Brief =
Work out how many lines in the listing below include the word "this"; answer with the number alone.

Stored data =
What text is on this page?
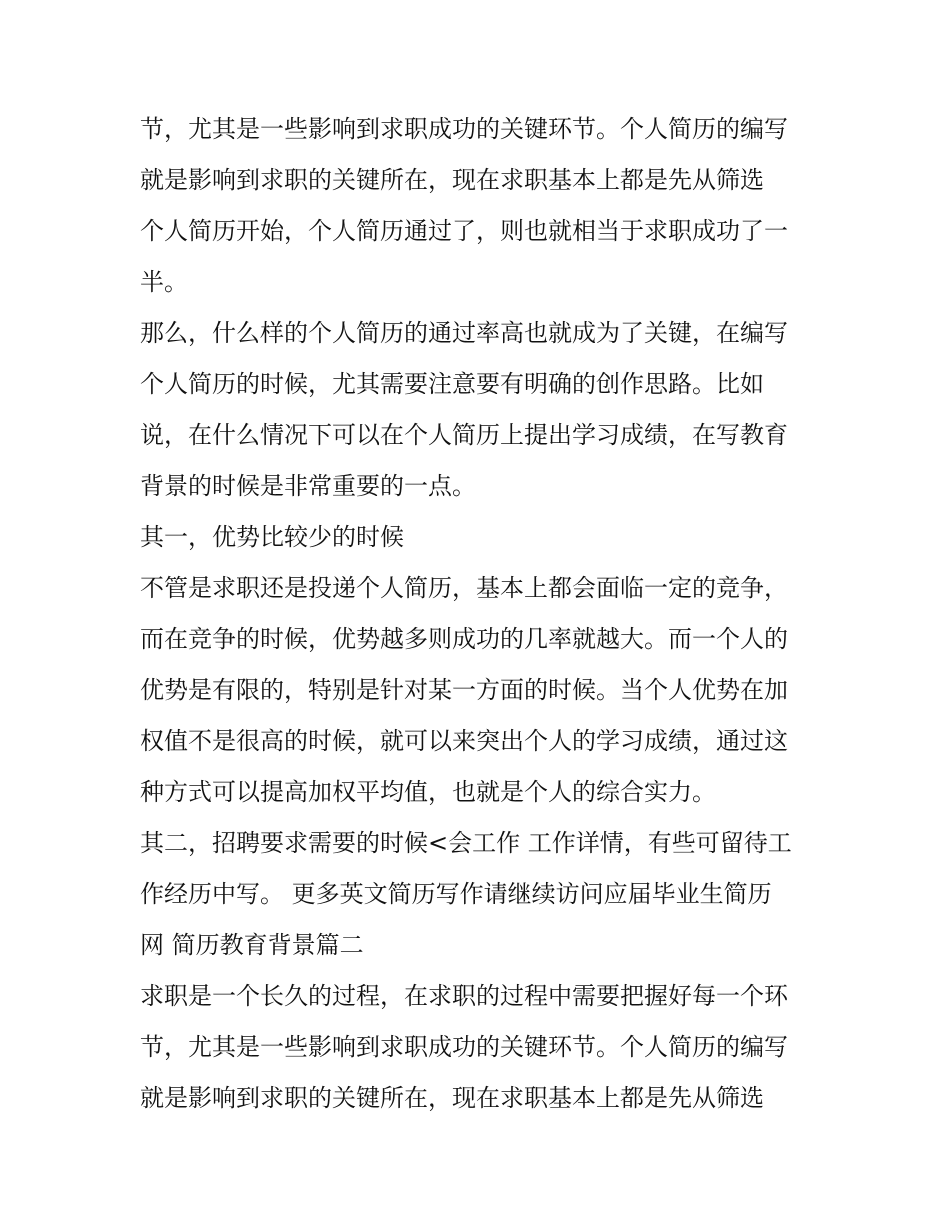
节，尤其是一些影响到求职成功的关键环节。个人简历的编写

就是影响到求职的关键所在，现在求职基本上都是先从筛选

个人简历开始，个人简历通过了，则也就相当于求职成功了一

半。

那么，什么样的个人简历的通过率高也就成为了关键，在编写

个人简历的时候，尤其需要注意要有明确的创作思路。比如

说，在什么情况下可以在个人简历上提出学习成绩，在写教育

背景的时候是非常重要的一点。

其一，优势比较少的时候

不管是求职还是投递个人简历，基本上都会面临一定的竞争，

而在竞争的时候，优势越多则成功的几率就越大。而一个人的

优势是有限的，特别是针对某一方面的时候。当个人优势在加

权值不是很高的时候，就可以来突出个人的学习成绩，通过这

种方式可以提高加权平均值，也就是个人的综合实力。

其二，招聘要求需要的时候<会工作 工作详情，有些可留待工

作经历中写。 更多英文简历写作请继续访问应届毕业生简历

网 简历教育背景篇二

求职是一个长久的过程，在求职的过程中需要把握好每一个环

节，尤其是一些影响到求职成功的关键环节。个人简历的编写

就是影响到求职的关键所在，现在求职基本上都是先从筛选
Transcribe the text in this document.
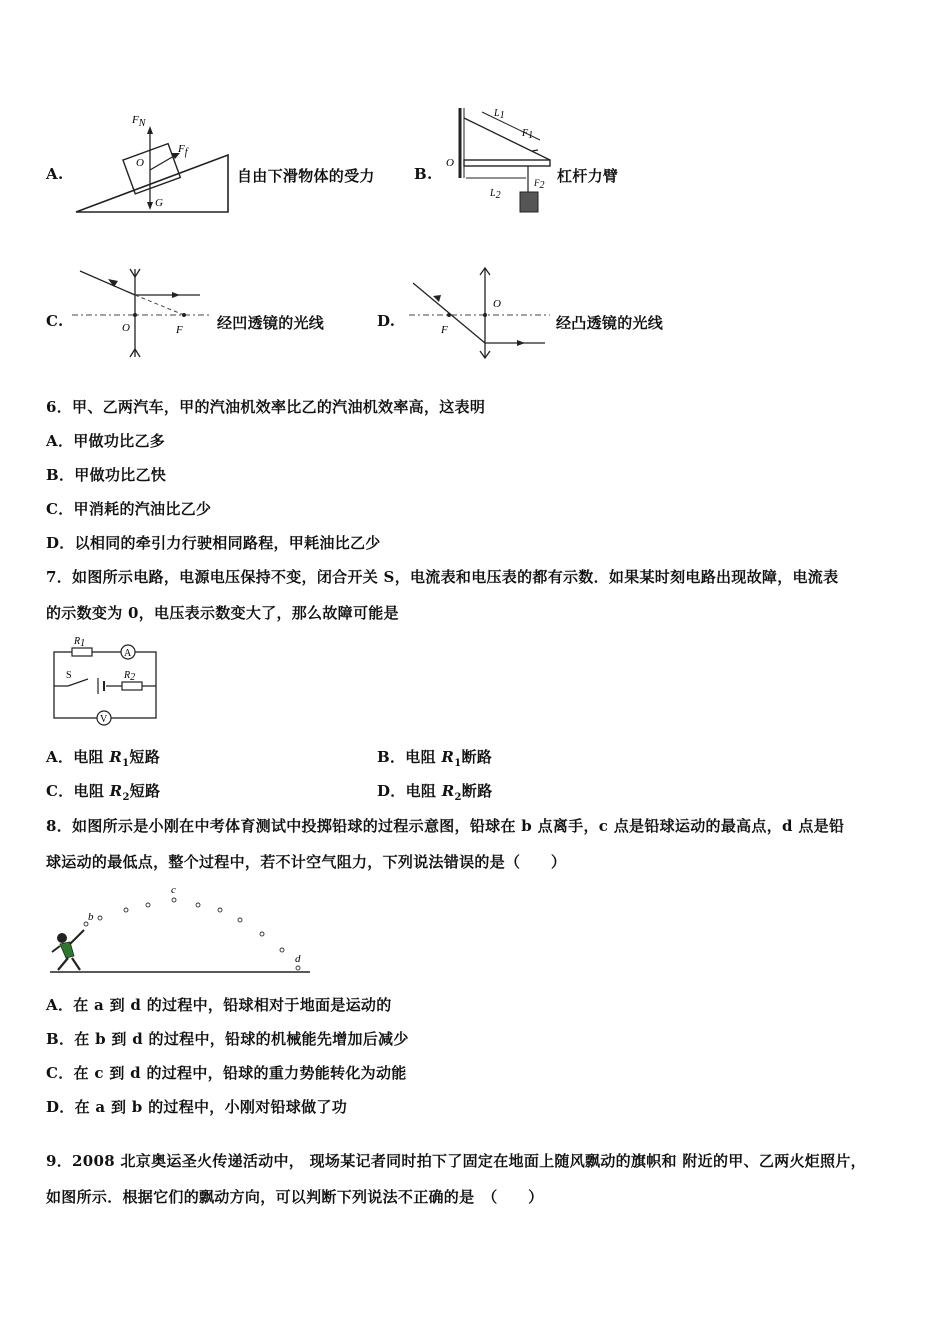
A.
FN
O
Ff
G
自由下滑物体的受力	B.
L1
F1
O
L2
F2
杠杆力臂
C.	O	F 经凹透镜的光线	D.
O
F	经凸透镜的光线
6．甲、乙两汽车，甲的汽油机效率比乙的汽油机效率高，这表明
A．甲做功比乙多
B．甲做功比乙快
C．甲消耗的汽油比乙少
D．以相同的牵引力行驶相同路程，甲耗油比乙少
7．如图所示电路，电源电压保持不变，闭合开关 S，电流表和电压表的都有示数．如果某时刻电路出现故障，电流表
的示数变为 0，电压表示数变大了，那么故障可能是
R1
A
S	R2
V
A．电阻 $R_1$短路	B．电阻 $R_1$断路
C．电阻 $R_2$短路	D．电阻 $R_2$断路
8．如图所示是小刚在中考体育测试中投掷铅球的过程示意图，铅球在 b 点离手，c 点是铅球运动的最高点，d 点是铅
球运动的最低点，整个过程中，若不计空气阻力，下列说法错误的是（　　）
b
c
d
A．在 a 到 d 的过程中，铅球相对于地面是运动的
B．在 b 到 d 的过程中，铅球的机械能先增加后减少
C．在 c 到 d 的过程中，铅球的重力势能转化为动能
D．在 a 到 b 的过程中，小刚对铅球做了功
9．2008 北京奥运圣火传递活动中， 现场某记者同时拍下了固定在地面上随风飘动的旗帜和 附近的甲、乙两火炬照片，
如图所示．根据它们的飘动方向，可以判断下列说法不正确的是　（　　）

The solution =
2